:: TASK GOAL ::
Present all of the rows below as a numbered list, with blank lines dropped and the pictures omitted.

:: RECORDS FOR THE TASK ::
**********

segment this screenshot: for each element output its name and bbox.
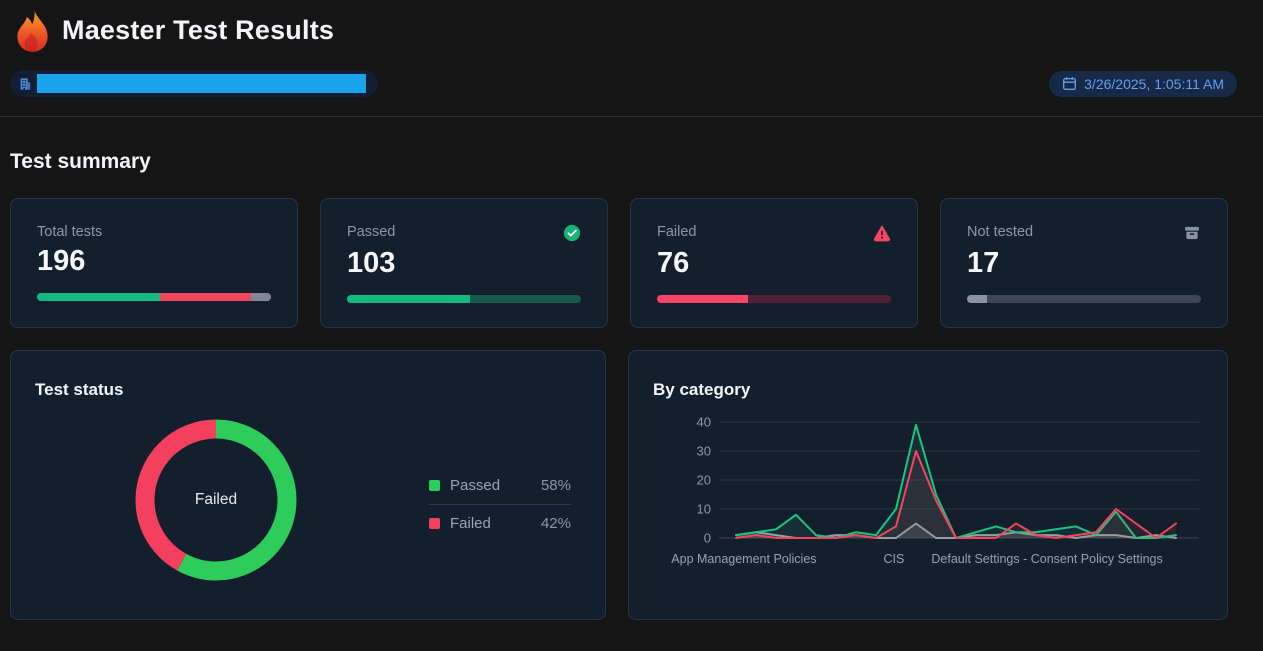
stat-label: Passed [347,224,396,240]
check-circle-icon [563,224,581,242]
tenant-badge [10,70,378,97]
by-category-card: By category 0 10 20 30 40 App Management Poli… [628,350,1228,620]
svg-text:40: 40 [697,415,711,430]
page-title: Maester Test Results [62,15,335,45]
chart-title: Test status [35,380,124,399]
timestamp-badge: 3/26/2025, 1:05:11 AM [1049,70,1237,97]
calendar-icon [1062,76,1077,91]
stat-card-not-tested: Not tested 17 [940,198,1228,328]
app-header: Maester Test Results [10,8,1253,53]
donut-legend: Passed 58% Failed 42% [429,467,571,542]
stat-label: Failed [657,224,697,240]
progress-bar [967,295,1201,303]
legend-label: Passed [450,477,501,494]
stat-label: Total tests [37,224,103,240]
donut-center-label: Failed [194,491,238,508]
test-summary-heading: Test summary [10,150,151,173]
stat-card-total-tests: Total tests 196 [10,198,298,328]
stat-label: Not tested [967,224,1034,240]
flame-icon [16,8,49,53]
archive-icon [1183,224,1201,242]
chart-title: By category [653,380,751,399]
page: Maester Test Results [0,0,1263,620]
progress-bar [347,295,581,303]
warning-icon [873,224,891,242]
legend-label: Failed [450,515,491,532]
stat-card-failed: Failed 76 [630,198,918,328]
charts-row: Test status Failed Passed 58% Failed 42% [10,350,1228,620]
category-line-chart: 0 10 20 30 40 App Management Policies CIS Defau… [653,413,1203,580]
stat-value: 196 [37,245,86,277]
svg-text:CIS: CIS [884,552,905,566]
svg-text:0: 0 [704,531,711,546]
progress-bar [37,293,271,301]
stat-value: 103 [347,247,396,279]
svg-text:10: 10 [697,502,711,517]
stat-value: 76 [657,247,690,279]
legend-value: 42% [540,515,571,532]
svg-text:Default Settings - Consent Pol: Default Settings - Consent Policy Settin… [931,552,1162,566]
legend-item-failed: Failed 42% [429,505,571,542]
tenant-name-redacted [37,74,366,93]
donut-chart: Failed [131,415,301,585]
legend-value: 58% [540,477,571,494]
legend-divider [429,504,571,505]
test-status-card: Test status Failed Passed 58% Failed 42% [10,350,606,620]
toolbar: 3/26/2025, 1:05:11 AM [10,70,1253,97]
timestamp-text: 3/26/2025, 1:05:11 AM [1084,75,1224,92]
summary-cards: Total tests 196 Passed 103 Failed [10,198,1228,328]
passed-swatch-icon [429,480,440,491]
progress-bar [657,295,891,303]
svg-text:20: 20 [697,473,711,488]
stat-card-passed: Passed 103 [320,198,608,328]
stat-value: 17 [967,247,1000,279]
svg-text:30: 30 [697,444,711,459]
header-divider [0,116,1263,117]
failed-swatch-icon [429,518,440,529]
building-icon [18,77,32,91]
legend-item-passed: Passed 58% [429,467,571,504]
svg-text:App Management Policies: App Management Policies [671,552,816,566]
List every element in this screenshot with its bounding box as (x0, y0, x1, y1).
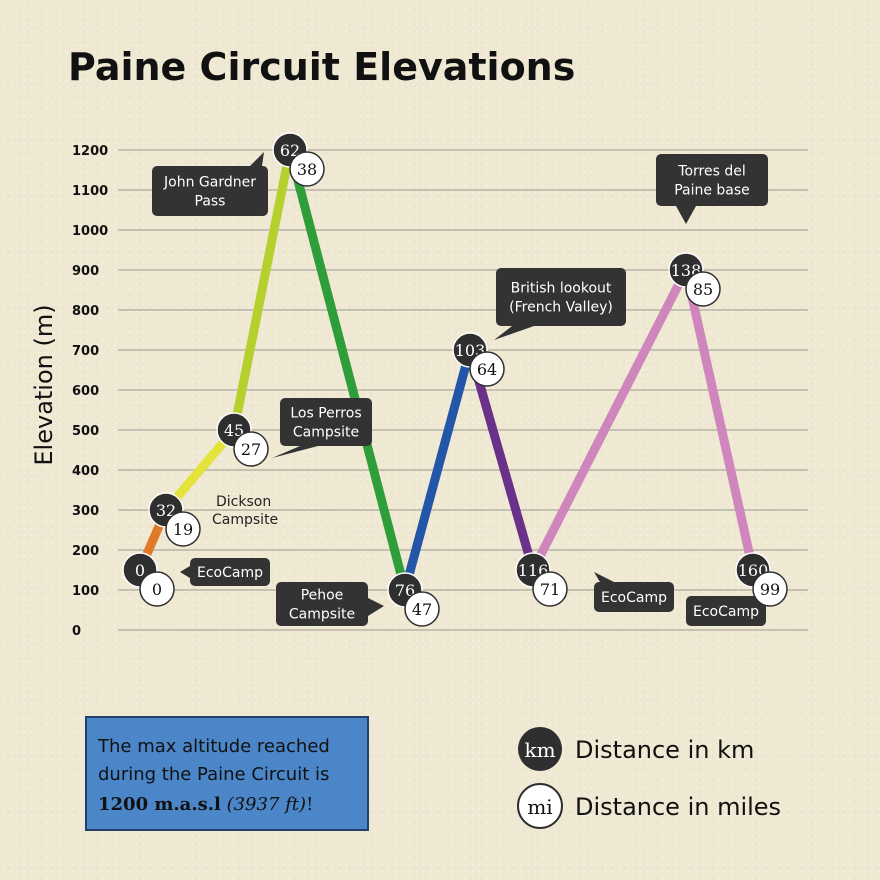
stop-label: Campsite (289, 607, 355, 623)
y-tick-label: 1200 (72, 144, 108, 159)
note-line-1: The max altitude reached (97, 736, 330, 757)
elevation-segment (229, 149, 295, 431)
elevation-segment (465, 348, 538, 572)
callout-box (190, 558, 270, 586)
mi-marker (289, 151, 325, 187)
y-axis-label: Elevation (m) (30, 304, 58, 465)
stop-label: Pehoe (301, 588, 344, 604)
stop-label: John Gardner (163, 175, 256, 191)
callout-box (152, 166, 268, 216)
callout-box (656, 154, 768, 206)
elevation-segment (528, 267, 691, 573)
mi-label: 38 (297, 160, 317, 179)
y-tick-label: 1100 (72, 184, 108, 199)
mi-label: 85 (693, 280, 713, 299)
max-altitude-note: The max altitude reached during the Pain… (85, 716, 369, 831)
stop-label: Campsite (212, 512, 278, 528)
stop-label: British lookout (511, 281, 612, 297)
km-label: 0 (135, 561, 145, 580)
stop-label: Paine base (674, 183, 750, 199)
y-tick-label: 500 (72, 424, 99, 439)
y-tick-label: 0 (72, 624, 81, 639)
y-tick-label: 1000 (72, 224, 108, 239)
legend-km-symbol: km (524, 738, 555, 762)
legend-mi-marker (517, 783, 563, 829)
callout-pointer (180, 566, 190, 578)
stop-label: EcoCamp (601, 590, 667, 606)
note-exclaim: ! (306, 794, 313, 815)
stop-label: Campsite (293, 425, 359, 441)
mi-label: 71 (540, 580, 560, 599)
callout-pointer (368, 598, 384, 616)
callout-box (686, 596, 766, 626)
mi-label: 64 (477, 360, 497, 379)
mi-marker (469, 351, 505, 387)
km-label: 62 (280, 141, 300, 160)
callout-box (496, 268, 626, 326)
callout-pointer (250, 152, 264, 166)
elevation-segment (400, 348, 475, 592)
km-label: 45 (224, 421, 244, 440)
mi-label: 47 (412, 600, 432, 619)
legend-mi-text: Distance in miles (575, 793, 781, 821)
y-tick-label: 900 (72, 264, 99, 279)
y-tick-label: 300 (72, 504, 99, 519)
mi-marker (404, 591, 440, 627)
note-bold-value: 1200 m.a.s.l (98, 794, 221, 815)
km-label: 32 (156, 501, 176, 520)
note-feet: (3937 ft) (221, 794, 306, 815)
legend-mi-symbol: mi (527, 795, 552, 819)
stop-label: (French Valley) (509, 300, 613, 316)
km-label: 76 (395, 581, 415, 600)
y-tick-label: 400 (72, 464, 99, 479)
callout-pointer (594, 572, 614, 582)
callout-pointer (676, 206, 696, 224)
mi-marker (139, 571, 175, 607)
callout-box (280, 398, 372, 446)
legend-km-marker (518, 727, 562, 771)
callout-box (594, 582, 674, 612)
mi-label: 0 (152, 580, 162, 599)
note-line-3: 1200 m.a.s.l (3937 ft)! (98, 794, 313, 815)
stop-label: Torres del (677, 164, 745, 180)
mi-marker (685, 271, 721, 307)
mi-label: 27 (241, 440, 261, 459)
mi-label: 19 (173, 520, 193, 539)
stop-label: Pass (195, 194, 226, 210)
callout-pointer (494, 326, 534, 340)
note-line-2: during the Paine Circuit is (98, 764, 329, 785)
callout-pointer (272, 446, 318, 458)
y-tick-label: 800 (72, 304, 99, 319)
mi-marker (532, 571, 568, 607)
stop-label: Dickson (216, 494, 271, 510)
mi-marker (165, 511, 201, 547)
y-tick-label: 100 (72, 584, 99, 599)
y-tick-label: 200 (72, 544, 99, 559)
stop-label: Los Perros (290, 406, 361, 422)
y-tick-label: 600 (72, 384, 99, 399)
elevation-segment (681, 269, 758, 571)
chart-title: Paine Circuit Elevations (68, 45, 575, 89)
stop-label: EcoCamp (693, 604, 759, 620)
y-tick-label: 700 (72, 344, 99, 359)
legend: km Distance in km mi Distance in miles (517, 727, 781, 829)
callout-box (276, 582, 368, 626)
stop-label: EcoCamp (197, 565, 263, 581)
mi-label: 99 (760, 580, 780, 599)
mi-marker (233, 431, 269, 467)
elevation-segment (285, 148, 410, 592)
legend-km-text: Distance in km (575, 736, 754, 764)
mi-marker (752, 571, 788, 607)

**********

:: OUTPUT OF THE TASK ::
1. segment this screenshot: for each element output its name and bbox.
2. stat-label: Passed [347,224,396,240]
3. check-circle-icon [563,224,581,242]
4. tenant-badge [10,70,378,97]
5. by-category-card: By category 0 10 20 30 40 App Management Poli… [628,350,1228,620]
6. svg-text:40: 40 [697,415,711,430]
7. page-title: Maester Test Results [62,15,335,45]
8. chart-title: Test status [35,380,124,399]
9. timestamp-badge: 3/26/2025, 1:05:11 AM [1049,70,1237,97]
10. calendar-icon [1062,76,1077,91]
11. stat-card-not-tested: Not tested 17 [940,198,1228,328]
12. app-header: Maester Test Results [10,8,1253,53]
13. donut-legend: Passed 58% Failed 42% [429,467,571,542]
14. stat-label: Failed [657,224,697,240]
15. progress-bar [967,295,1201,303]
16. legend-label: Passed [450,477,501,494]
17. stat-label: Total tests [37,224,103,240]
18. donut-center-label: Failed [194,491,238,508]
19. test-summary-heading: Test summary [10,150,151,173]
20. stat-card-total-tests: Total tests 196 [10,198,298,328]
21. stat-label: Not tested [967,224,1034,240]
22. flame-icon [16,8,49,53]
23. archive-icon [1183,224,1201,242]
24. chart-title: By category [653,380,751,399]
25. page: Maester Test Results [0,0,1263,620]
26. progress-bar [347,295,581,303]
27. warning-icon [873,224,891,242]
28. legend-label: Failed [450,515,491,532]
29. stat-card-failed: Failed 76 [630,198,918,328]
30. charts-row: Test status Failed Passed 58% Failed 42% [10,350,1228,620]
31. category-line-chart: 0 10 20 30 40 App Management Policies CIS Defau… [653,413,1203,580]
32. stat-value: 196 [37,245,86,277]
33. svg-text:CIS: CIS [884,552,905,566]
34. svg-text:0: 0 [704,531,711,546]
35. progress-bar [37,293,271,301]
36. stat-value: 103 [347,247,396,279]
37. svg-text:10: 10 [697,502,711,517]
38. stat-value: 76 [657,247,690,279]
39. legend-value: 42% [540,515,571,532]
40. svg-text:Default Settings - Consent Pol: Default Settings - Consent Policy Settin… [931,552,1162,566]
41. legend-item-failed: Failed 42% [429,505,571,542]
42. tenant-name-redacted [37,74,366,93]
43. donut-chart: Failed [131,415,301,585]
44. legend-value: 58% [540,477,571,494]
45. legend-divider [429,504,571,505]
46. test-status-card: Test status Failed Passed 58% Failed 42% [10,350,606,620]
47. toolbar: 3/26/2025, 1:05:11 AM [10,70,1253,97]
48. timestamp-text: 3/26/2025, 1:05:11 AM [1084,75,1224,92]
49. summary-cards: Total tests 196 Passed 103 Failed [10,198,1228,328]
50. passed-swatch-icon [429,480,440,491]
51. progress-bar [657,295,891,303]
52. svg-text:20: 20 [697,473,711,488]
53. stat-card-passed: Passed 103 [320,198,608,328]
54. stat-value: 17 [967,247,1000,279]
55. svg-text:30: 30 [697,444,711,459]
56. header-divider [0,116,1263,117]
57. failed-swatch-icon [429,518,440,529]
58. building-icon [18,77,32,91]
59. legend-item-passed: Passed 58% [429,467,571,504]
60. svg-text:App Management Policies: App Management Policies [671,552,816,566]
61. List every element in this screenshot with its bounding box as (x0, y0, x1, y1).
62. stop-label: Campsite (289, 607, 355, 623)
63. y-tick-label: 1200 (72, 144, 108, 159)
64. note-line-1: The max altitude reached (97, 736, 330, 757)
65. elevation-segment (229, 149, 295, 431)
66. elevation-segment (465, 348, 538, 572)
67. callout-box (190, 558, 270, 586)
68. mi-marker (289, 151, 325, 187)
69. y-axis-label: Elevation (m) (30, 304, 58, 465)
70. stop-label: Pehoe (301, 588, 344, 604)
71. stop-label: John Gardner (163, 175, 256, 191)
72. callout-box (152, 166, 268, 216)
73. callout-box (656, 154, 768, 206)
74. elevation-segment (528, 267, 691, 573)
75. mi-label: 38 (297, 160, 317, 179)
76. y-tick-label: 1100 (72, 184, 108, 199)
77. mi-label: 85 (693, 280, 713, 299)
78. max-altitude-note: The max altitude reached during the Pain… (85, 716, 369, 831)
79. stop-label: Campsite (212, 512, 278, 528)
80. stop-label: British lookout (511, 281, 612, 297)
81. km-label: 0 (135, 561, 145, 580)
82. stop-label: Paine base (674, 183, 750, 199)
83. y-tick-label: 500 (72, 424, 99, 439)
84. y-tick-label: 0 (72, 624, 81, 639)
85. y-tick-label: 1000 (72, 224, 108, 239)
86. legend-km-symbol: km (524, 738, 555, 762)
87. legend-mi-marker (517, 783, 563, 829)
88. callout-pointer (180, 566, 190, 578)
89. stop-label: EcoCamp (601, 590, 667, 606)
90. note-exclaim: ! (306, 794, 313, 815)
91. stop-label: Campsite (293, 425, 359, 441)
92. mi-label: 71 (540, 580, 560, 599)
93. callout-pointer (368, 598, 384, 616)
94. callout-box (686, 596, 766, 626)
95. mi-label: 64 (477, 360, 497, 379)
96. mi-marker (469, 351, 505, 387)
97. km-label: 62 (280, 141, 300, 160)
98. callout-box (496, 268, 626, 326)
99. callout-pointer (250, 152, 264, 166)
100. elevation-segment (400, 348, 475, 592)
101. km-label: 45 (224, 421, 244, 440)
102. mi-label: 47 (412, 600, 432, 619)
103. legend-mi-text: Distance in miles (575, 793, 781, 821)
104. y-tick-label: 900 (72, 264, 99, 279)
105. y-tick-label: 300 (72, 504, 99, 519)
106. mi-marker (404, 591, 440, 627)
107. note-bold-value: 1200 m.a.s.l (98, 794, 221, 815)
108. km-label: 32 (156, 501, 176, 520)
109. note-feet: (3937 ft) (221, 794, 306, 815)
110. legend-mi-symbol: mi (527, 795, 552, 819)
111. stop-label: (French Valley) (509, 300, 613, 316)
112. km-label: 76 (395, 581, 415, 600)
113. y-tick-label: 400 (72, 464, 99, 479)
114. callout-pointer (594, 572, 614, 582)
115. callout-pointer (676, 206, 696, 224)
116. mi-marker (139, 571, 175, 607)
117. callout-box (280, 398, 372, 446)
118. legend-km-marker (518, 727, 562, 771)
119. callout-box (594, 582, 674, 612)
120. mi-label: 0 (152, 580, 162, 599)
121. note-line-3: 1200 m.a.s.l (3937 ft)! (98, 794, 313, 815)
122. stop-label: Torres del (677, 164, 745, 180)
123. mi-marker (685, 271, 721, 307)
124. mi-label: 27 (241, 440, 261, 459)
125. mi-label: 19 (173, 520, 193, 539)
126. stop-label: Pass (195, 194, 226, 210)
127. callout-pointer (494, 326, 534, 340)
128. note-line-2: during the Paine Circuit is (98, 764, 329, 785)
129. callout-pointer (272, 446, 318, 458)
130. y-tick-label: 800 (72, 304, 99, 319)
131. mi-marker (532, 571, 568, 607)
132. stop-label: Dickson (216, 494, 271, 510)
133. mi-marker (165, 511, 201, 547)
134. y-tick-label: 100 (72, 584, 99, 599)
135. y-tick-label: 200 (72, 544, 99, 559)
136. stop-label: Los Perros (290, 406, 361, 422)
137. y-tick-label: 600 (72, 384, 99, 399)
138. elevation-segment (681, 269, 758, 571)
139. chart-title: Paine Circuit Elevations (68, 45, 575, 89)
140. stop-label: EcoCamp (693, 604, 759, 620)
141. y-tick-label: 700 (72, 344, 99, 359)
142. legend: km Distance in km mi Distance in miles (517, 727, 781, 829)
143. callout-box (276, 582, 368, 626)
144. stop-label: EcoCamp (197, 565, 263, 581)
145. mi-label: 99 (760, 580, 780, 599)
146. mi-marker (233, 431, 269, 467)
147. elevation-segment (285, 148, 410, 592)
148. legend-km-text: Distance in km (575, 736, 754, 764)
149. mi-marker (752, 571, 788, 607)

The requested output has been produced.